Dataset entries:
━━━━━━━━

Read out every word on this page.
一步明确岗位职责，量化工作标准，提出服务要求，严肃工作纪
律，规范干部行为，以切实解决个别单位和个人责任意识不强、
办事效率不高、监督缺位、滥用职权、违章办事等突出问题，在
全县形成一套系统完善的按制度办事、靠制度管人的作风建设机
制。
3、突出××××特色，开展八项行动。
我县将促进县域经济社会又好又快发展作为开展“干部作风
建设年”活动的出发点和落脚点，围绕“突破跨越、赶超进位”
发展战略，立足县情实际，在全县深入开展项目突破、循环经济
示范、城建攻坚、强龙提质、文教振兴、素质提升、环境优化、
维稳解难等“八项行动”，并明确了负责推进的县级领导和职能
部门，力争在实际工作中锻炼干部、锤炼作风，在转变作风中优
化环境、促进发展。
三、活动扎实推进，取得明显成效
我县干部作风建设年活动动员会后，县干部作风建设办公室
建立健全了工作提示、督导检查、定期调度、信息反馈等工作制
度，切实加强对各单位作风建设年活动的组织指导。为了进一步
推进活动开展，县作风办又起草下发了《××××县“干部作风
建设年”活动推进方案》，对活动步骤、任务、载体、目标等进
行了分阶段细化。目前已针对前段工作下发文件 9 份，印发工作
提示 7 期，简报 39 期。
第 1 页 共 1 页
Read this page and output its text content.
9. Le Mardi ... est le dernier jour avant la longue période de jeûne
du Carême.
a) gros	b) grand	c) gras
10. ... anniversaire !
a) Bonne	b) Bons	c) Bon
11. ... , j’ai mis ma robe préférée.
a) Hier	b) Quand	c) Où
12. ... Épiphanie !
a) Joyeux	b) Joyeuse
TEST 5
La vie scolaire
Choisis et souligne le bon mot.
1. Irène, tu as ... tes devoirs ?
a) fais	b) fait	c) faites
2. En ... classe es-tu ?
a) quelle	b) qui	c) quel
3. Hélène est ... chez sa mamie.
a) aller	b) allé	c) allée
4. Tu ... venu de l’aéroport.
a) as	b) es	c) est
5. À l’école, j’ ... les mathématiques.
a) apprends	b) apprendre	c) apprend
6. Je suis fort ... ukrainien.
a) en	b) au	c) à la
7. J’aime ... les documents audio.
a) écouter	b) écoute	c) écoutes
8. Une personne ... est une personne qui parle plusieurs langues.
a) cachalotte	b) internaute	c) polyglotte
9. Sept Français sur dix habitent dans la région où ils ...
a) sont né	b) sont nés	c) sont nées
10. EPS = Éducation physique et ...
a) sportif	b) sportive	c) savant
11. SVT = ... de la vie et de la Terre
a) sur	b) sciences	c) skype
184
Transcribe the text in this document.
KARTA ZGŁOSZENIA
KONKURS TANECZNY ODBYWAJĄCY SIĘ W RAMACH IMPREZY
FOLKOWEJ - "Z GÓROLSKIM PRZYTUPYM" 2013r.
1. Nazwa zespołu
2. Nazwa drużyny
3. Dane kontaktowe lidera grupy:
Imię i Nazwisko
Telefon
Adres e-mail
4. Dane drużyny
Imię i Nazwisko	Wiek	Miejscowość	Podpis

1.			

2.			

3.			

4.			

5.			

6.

━━━━━━━━

The lines to reproduce run from the line containing "Transcribe the text in this document." to the end of the listing; write them out exactly and add nothing.

Transcribe the text in this document.
KARTA ZGŁOSZENIA
KONKURS TANECZNY ODBYWAJĄCY SIĘ W RAMACH IMPREZY
FOLKOWEJ - "Z GÓROLSKIM PRZYTUPYM" 2013r.
1. Nazwa zespołu
2. Nazwa drużyny
3. Dane kontaktowe lidera grupy:
Imię i Nazwisko
Telefon
Adres e-mail
4. Dane drużyny
Imię i Nazwisko	Wiek	Miejscowość	Podpis

1.			

2.			

3.			

4.			

5.			

6.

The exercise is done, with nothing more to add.